*** Data excerpts
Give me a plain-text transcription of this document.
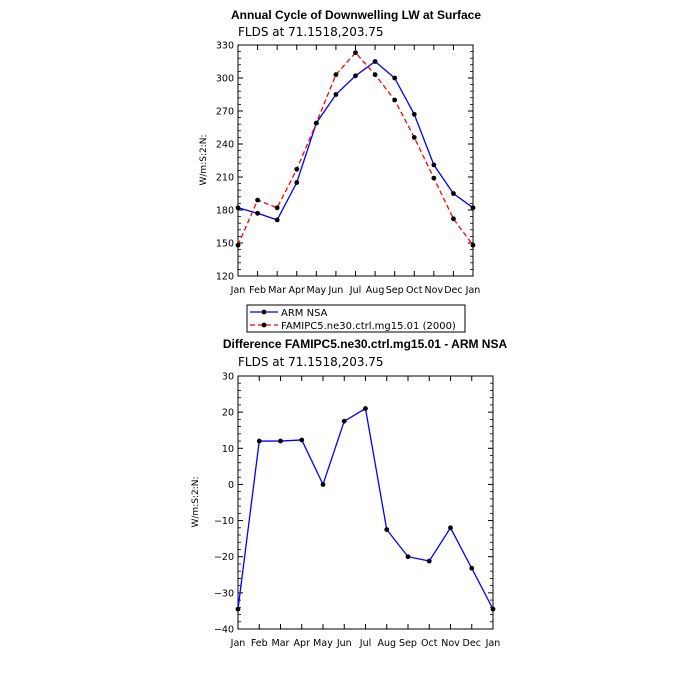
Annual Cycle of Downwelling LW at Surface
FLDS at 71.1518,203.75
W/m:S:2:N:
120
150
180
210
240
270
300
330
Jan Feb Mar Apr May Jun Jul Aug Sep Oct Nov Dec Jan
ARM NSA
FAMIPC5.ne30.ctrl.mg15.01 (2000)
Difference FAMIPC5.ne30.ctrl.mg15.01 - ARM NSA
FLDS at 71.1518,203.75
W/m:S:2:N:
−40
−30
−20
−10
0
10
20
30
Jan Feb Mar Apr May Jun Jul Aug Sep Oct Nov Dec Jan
******
What you will do:
Do not copy the pictures, but repeat every line exactly.

Task answer:
Give me a plain-text transcription of this document.
Annual Cycle of Downwelling LW at Surface
FLDS at 71.1518,203.75
W/m:S:2:N:
120
150
180
210
240
270
300
330
Jan Feb Mar Apr May Jun Jul Aug Sep Oct Nov Dec Jan
ARM NSA
FAMIPC5.ne30.ctrl.mg15.01 (2000)
Difference FAMIPC5.ne30.ctrl.mg15.01 - ARM NSA
FLDS at 71.1518,203.75
W/m:S:2:N:
−40
−30
−20
−10
0
10
20
30
Jan Feb Mar Apr May Jun Jul Aug Sep Oct Nov Dec Jan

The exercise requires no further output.